Written problem:
Find how many lines in the material contain "from"; your answer should be that number alone.

# # #

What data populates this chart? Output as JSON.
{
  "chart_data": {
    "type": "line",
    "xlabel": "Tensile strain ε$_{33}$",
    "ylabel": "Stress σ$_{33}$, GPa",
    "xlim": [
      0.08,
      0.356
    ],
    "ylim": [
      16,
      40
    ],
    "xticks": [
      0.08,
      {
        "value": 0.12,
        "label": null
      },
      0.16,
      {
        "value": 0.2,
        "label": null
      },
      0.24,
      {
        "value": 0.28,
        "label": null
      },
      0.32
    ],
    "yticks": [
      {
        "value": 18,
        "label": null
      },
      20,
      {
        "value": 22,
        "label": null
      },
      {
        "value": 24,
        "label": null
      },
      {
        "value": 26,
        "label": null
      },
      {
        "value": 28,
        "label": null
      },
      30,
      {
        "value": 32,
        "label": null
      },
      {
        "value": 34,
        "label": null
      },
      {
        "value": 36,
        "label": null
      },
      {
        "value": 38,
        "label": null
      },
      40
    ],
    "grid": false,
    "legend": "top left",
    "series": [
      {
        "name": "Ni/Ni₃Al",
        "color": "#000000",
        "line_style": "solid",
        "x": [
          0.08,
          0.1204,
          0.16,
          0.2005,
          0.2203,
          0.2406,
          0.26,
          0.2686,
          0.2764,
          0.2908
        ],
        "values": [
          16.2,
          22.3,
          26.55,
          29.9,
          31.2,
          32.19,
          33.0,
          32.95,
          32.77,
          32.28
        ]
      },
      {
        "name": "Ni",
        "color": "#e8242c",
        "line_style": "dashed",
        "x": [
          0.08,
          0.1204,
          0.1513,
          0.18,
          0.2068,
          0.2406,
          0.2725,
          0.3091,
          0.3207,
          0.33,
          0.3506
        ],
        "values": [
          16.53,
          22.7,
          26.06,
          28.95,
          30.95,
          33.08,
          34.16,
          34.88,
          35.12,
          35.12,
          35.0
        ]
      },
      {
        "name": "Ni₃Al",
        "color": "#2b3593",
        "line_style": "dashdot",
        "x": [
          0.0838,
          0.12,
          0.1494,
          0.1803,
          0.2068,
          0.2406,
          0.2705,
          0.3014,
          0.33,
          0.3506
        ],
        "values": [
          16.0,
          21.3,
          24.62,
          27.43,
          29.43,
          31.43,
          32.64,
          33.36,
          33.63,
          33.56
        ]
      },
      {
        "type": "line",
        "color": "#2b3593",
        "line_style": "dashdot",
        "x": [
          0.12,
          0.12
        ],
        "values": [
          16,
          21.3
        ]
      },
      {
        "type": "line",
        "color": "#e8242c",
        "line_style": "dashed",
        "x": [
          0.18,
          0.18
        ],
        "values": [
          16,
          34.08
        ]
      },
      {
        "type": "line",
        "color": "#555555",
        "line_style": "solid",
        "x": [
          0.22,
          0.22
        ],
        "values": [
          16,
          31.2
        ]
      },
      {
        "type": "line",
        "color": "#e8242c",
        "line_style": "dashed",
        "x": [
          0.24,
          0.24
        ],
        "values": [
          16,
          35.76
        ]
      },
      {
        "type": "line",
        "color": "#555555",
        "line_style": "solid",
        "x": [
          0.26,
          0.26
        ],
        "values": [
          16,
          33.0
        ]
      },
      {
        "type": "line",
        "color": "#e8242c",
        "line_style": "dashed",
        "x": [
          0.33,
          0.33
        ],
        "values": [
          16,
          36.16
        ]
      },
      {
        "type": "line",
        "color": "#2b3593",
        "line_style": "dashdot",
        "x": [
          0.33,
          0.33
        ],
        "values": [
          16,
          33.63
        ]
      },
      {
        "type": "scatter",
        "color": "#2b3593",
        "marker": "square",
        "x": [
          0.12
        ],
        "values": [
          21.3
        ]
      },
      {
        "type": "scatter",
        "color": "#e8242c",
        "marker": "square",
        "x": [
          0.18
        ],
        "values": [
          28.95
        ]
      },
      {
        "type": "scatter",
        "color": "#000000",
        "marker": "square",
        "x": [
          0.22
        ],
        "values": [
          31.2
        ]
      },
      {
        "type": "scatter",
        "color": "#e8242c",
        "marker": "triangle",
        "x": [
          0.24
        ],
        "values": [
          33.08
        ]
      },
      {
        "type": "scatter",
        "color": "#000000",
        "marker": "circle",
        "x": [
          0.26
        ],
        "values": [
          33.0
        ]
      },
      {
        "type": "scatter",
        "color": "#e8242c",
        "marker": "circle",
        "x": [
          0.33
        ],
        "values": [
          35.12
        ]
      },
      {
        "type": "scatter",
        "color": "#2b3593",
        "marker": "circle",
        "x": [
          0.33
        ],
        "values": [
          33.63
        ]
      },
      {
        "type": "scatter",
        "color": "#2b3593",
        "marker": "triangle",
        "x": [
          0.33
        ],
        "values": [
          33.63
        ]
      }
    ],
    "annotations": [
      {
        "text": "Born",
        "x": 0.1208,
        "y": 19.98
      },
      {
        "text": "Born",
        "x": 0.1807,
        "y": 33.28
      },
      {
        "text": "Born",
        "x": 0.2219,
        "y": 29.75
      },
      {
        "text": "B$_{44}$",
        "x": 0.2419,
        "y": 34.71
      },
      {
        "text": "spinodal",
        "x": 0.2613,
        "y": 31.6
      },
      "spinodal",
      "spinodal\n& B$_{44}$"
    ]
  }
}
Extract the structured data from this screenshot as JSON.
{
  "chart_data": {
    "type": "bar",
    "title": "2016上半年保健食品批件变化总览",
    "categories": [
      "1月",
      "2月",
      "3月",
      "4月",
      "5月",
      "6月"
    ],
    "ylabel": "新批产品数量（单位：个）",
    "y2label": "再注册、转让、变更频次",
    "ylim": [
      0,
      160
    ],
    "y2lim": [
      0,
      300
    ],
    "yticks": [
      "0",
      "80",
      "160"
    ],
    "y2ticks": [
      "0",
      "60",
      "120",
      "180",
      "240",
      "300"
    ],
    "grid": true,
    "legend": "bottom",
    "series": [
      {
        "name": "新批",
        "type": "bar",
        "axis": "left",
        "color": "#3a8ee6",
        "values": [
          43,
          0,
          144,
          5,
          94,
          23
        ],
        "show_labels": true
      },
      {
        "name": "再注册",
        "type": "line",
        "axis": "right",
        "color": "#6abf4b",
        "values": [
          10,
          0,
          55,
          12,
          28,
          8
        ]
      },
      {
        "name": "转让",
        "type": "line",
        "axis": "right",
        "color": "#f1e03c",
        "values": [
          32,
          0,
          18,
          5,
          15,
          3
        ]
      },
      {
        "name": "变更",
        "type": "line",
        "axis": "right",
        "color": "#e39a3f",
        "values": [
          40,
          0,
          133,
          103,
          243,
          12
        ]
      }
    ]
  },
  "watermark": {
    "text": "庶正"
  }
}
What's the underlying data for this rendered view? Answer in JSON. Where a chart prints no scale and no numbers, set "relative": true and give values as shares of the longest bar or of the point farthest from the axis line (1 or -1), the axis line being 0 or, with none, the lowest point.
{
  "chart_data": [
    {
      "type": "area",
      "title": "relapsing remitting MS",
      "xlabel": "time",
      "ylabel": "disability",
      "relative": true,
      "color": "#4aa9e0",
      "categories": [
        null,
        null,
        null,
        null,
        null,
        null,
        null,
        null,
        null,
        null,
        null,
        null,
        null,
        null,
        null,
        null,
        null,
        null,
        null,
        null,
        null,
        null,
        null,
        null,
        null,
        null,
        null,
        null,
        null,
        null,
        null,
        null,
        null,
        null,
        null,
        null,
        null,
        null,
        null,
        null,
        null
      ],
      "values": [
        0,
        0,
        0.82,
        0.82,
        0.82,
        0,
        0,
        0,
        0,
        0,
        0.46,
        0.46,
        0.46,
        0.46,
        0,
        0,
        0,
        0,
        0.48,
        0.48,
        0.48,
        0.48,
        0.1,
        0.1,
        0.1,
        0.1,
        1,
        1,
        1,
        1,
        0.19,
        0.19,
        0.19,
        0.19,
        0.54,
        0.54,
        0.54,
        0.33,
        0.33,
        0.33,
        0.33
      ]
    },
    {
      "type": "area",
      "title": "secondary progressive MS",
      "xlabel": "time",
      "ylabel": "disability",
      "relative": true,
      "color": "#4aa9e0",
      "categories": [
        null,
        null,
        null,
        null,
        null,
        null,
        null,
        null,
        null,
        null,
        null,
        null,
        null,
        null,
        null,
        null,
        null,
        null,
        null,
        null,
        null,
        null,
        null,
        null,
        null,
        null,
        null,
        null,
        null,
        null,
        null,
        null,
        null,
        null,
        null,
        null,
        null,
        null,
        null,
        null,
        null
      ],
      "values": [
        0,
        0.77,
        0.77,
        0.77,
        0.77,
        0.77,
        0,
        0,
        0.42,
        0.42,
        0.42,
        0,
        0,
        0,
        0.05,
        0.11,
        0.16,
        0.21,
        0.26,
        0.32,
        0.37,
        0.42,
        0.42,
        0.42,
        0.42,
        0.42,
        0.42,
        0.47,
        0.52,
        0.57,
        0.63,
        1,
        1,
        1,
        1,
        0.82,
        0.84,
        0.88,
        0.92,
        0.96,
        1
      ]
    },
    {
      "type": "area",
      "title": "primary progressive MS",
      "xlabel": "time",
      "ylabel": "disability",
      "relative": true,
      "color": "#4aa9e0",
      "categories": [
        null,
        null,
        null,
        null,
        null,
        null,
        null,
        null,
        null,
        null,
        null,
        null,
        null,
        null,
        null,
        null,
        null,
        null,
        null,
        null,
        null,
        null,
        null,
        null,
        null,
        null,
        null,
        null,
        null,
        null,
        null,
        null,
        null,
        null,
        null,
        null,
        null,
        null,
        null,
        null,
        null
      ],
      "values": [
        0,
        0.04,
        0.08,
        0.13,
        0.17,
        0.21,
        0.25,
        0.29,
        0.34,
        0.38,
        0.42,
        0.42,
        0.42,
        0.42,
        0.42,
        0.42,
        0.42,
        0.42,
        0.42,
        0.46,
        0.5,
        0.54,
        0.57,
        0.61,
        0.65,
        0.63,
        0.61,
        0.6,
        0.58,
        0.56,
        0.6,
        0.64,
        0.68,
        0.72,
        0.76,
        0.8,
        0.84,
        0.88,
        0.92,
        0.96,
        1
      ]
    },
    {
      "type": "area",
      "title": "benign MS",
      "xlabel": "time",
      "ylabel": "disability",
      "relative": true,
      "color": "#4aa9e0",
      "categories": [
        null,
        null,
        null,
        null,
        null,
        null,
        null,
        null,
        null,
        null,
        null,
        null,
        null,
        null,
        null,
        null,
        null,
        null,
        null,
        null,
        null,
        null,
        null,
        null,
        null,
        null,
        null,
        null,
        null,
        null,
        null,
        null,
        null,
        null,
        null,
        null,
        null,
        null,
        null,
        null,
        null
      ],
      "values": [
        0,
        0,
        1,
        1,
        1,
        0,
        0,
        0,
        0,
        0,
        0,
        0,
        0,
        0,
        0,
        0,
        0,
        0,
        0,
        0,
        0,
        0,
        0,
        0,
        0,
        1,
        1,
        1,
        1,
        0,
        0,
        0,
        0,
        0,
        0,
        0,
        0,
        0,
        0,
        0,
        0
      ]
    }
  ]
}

# # #

Solution to this problem:
2